#### GIVEN EXERCISE
Look through the listing for the word "search". Copy each line that has it.

[Dataset records]
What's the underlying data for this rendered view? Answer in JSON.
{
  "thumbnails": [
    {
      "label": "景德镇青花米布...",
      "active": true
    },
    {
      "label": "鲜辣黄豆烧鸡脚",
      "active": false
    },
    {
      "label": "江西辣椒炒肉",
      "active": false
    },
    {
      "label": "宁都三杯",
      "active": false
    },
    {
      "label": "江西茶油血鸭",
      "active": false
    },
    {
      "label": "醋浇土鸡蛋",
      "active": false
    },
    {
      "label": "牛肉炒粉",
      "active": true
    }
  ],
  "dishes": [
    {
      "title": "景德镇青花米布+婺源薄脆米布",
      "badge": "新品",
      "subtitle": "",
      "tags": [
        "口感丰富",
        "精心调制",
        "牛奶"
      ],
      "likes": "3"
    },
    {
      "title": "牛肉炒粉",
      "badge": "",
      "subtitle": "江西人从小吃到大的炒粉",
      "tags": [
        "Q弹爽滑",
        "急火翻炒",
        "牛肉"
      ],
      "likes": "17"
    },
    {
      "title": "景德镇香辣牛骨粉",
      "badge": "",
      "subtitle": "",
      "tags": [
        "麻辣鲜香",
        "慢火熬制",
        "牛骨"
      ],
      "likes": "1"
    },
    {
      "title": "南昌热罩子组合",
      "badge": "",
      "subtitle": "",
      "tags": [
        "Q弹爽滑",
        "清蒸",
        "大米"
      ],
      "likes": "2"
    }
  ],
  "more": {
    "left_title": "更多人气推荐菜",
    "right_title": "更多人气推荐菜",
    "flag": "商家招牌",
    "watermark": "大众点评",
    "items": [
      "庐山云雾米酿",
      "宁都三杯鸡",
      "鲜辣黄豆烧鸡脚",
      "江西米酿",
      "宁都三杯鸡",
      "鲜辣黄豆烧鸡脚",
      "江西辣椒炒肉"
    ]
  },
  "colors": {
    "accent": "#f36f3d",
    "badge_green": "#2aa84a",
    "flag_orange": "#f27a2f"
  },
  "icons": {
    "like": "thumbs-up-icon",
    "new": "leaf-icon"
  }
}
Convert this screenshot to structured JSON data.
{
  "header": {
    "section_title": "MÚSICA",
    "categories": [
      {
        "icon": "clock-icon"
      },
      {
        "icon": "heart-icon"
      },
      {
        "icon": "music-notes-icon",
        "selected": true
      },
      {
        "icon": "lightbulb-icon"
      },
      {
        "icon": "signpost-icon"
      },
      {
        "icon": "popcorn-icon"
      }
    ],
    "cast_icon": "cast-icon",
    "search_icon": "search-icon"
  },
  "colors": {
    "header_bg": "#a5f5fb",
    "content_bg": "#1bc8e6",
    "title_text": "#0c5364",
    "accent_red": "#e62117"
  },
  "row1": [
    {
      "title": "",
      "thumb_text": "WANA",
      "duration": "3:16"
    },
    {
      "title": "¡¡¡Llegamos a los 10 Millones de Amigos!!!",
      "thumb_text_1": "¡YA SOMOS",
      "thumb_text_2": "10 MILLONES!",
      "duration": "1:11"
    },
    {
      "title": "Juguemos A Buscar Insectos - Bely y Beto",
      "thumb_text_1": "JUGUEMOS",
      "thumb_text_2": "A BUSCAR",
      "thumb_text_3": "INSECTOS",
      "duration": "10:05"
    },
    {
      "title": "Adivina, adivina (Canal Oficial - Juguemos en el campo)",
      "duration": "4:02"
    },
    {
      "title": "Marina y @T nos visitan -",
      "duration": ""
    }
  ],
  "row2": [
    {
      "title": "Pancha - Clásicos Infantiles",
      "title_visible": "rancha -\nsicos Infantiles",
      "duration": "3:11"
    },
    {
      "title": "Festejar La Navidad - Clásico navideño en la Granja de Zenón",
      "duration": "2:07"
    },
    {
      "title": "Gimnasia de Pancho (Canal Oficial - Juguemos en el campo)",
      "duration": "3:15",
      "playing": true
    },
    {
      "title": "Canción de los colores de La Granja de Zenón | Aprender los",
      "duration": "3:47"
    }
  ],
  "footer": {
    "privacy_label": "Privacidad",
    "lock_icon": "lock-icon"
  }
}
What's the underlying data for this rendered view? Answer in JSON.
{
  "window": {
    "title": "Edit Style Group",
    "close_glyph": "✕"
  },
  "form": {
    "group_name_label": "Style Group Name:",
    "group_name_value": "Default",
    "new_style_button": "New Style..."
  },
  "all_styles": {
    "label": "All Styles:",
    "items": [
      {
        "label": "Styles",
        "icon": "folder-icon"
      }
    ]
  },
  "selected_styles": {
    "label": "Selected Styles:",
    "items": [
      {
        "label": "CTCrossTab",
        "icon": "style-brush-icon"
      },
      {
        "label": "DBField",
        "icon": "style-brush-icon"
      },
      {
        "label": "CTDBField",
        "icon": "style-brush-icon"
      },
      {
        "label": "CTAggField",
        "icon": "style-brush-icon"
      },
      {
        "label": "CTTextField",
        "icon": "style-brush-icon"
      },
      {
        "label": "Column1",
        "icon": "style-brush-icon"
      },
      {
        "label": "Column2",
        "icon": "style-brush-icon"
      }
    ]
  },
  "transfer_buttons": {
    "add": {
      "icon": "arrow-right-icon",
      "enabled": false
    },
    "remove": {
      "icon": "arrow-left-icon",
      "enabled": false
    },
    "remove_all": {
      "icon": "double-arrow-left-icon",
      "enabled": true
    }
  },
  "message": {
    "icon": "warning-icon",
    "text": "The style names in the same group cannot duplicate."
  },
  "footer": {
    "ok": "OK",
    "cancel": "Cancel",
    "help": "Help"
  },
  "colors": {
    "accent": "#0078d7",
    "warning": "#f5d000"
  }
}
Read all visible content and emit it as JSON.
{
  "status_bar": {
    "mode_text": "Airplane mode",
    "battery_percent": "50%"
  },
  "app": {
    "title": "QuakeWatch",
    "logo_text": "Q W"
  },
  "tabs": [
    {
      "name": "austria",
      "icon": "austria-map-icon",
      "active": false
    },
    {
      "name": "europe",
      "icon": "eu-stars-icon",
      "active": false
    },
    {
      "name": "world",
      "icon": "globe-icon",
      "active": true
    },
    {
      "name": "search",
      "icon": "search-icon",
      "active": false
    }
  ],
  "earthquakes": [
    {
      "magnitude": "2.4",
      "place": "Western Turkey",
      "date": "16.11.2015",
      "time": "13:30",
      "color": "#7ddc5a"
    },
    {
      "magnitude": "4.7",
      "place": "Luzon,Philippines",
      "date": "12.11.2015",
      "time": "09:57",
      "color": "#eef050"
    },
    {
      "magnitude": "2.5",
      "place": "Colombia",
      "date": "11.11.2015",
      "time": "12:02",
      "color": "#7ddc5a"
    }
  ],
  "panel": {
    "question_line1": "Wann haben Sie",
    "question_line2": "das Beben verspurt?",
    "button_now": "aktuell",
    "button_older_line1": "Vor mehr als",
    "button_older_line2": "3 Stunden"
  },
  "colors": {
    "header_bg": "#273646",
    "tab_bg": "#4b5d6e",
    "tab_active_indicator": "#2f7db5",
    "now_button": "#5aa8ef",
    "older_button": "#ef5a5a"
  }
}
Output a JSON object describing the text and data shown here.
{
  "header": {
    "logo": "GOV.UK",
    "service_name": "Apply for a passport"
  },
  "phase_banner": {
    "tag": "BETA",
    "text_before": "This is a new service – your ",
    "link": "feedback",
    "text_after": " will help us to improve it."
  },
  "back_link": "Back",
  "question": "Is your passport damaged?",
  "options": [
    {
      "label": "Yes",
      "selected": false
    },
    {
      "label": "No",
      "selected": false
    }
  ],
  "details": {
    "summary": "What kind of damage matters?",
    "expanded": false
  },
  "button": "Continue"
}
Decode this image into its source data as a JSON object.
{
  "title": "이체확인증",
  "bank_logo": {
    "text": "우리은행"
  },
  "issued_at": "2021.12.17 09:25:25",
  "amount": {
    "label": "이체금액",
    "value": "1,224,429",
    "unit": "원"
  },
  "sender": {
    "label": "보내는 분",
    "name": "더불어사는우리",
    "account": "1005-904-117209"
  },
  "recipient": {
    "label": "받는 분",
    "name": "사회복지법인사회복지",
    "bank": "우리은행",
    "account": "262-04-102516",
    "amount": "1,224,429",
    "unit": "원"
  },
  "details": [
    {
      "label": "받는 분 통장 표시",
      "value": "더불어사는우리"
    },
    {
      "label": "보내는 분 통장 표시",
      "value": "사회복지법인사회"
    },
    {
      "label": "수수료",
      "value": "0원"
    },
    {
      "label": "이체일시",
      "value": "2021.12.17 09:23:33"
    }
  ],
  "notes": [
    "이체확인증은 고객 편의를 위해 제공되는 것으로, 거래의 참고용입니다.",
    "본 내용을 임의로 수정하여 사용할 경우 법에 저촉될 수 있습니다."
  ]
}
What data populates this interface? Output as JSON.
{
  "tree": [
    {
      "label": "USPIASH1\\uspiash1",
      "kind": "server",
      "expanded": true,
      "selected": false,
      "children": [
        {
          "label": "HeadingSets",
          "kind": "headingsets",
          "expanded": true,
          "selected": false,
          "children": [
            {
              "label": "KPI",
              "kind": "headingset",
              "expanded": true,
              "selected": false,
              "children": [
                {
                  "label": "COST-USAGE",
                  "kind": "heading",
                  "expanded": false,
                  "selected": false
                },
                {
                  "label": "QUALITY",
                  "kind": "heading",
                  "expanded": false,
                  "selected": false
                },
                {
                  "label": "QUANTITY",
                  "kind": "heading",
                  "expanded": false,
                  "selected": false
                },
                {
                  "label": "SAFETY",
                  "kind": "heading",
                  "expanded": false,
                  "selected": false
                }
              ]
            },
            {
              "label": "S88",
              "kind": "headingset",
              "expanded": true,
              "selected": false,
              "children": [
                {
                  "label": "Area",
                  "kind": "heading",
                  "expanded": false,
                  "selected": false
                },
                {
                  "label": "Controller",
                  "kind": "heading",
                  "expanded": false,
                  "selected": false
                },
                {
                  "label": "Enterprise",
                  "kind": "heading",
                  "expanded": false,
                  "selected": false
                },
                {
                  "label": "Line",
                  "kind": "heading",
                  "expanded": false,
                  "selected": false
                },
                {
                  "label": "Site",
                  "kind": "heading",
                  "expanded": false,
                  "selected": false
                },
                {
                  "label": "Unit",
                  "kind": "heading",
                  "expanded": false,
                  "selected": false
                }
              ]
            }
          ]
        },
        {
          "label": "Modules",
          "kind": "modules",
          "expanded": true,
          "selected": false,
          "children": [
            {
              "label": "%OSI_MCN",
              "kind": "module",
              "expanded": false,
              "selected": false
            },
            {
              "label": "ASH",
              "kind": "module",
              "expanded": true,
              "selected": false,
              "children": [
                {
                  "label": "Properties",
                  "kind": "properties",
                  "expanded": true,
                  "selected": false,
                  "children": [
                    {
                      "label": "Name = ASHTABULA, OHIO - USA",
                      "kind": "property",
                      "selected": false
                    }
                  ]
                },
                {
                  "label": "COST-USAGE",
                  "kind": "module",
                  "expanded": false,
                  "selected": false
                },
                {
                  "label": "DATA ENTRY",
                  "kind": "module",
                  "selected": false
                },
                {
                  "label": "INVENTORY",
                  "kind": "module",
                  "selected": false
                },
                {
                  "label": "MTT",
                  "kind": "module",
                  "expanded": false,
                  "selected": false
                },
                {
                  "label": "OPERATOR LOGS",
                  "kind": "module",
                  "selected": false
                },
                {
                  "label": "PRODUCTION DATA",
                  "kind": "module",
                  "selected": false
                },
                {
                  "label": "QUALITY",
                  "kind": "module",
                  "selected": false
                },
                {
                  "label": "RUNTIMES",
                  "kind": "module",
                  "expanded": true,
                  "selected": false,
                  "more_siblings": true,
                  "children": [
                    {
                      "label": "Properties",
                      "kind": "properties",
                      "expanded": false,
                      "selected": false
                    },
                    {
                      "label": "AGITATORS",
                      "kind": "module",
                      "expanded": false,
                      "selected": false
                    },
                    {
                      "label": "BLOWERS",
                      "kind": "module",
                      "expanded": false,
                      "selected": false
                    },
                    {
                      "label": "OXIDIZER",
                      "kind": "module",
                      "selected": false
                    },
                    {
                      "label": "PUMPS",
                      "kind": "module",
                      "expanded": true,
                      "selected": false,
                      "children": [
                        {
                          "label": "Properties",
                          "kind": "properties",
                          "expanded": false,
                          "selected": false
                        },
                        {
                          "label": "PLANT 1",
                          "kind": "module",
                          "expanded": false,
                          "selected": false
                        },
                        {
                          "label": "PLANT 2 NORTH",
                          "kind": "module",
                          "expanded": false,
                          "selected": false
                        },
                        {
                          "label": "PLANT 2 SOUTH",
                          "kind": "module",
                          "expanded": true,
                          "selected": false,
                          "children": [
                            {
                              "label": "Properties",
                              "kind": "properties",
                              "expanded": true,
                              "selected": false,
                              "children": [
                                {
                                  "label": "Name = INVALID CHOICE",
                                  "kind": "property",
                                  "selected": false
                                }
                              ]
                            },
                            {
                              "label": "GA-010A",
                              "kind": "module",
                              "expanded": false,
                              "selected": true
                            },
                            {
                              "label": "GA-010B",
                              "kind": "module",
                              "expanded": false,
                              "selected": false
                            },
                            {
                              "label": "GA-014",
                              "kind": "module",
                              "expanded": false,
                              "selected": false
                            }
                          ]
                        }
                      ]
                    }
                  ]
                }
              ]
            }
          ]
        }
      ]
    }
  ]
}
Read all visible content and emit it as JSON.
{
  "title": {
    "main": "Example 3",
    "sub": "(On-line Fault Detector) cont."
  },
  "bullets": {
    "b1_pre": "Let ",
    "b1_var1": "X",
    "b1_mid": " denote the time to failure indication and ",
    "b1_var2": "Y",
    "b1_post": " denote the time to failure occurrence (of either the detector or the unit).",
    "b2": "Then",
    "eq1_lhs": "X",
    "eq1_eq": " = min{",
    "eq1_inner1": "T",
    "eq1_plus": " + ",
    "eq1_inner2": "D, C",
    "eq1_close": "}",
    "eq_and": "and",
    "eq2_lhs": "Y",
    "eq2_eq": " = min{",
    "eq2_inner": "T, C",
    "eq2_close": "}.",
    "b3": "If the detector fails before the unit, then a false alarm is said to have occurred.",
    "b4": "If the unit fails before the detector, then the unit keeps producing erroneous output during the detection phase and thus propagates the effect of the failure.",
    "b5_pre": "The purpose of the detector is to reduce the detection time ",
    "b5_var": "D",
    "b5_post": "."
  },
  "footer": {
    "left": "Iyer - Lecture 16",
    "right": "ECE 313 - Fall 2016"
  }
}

#### ANSWER IN FULL
    "search_icon": "search-icon"
      "name": "search",
      "icon": "search-icon",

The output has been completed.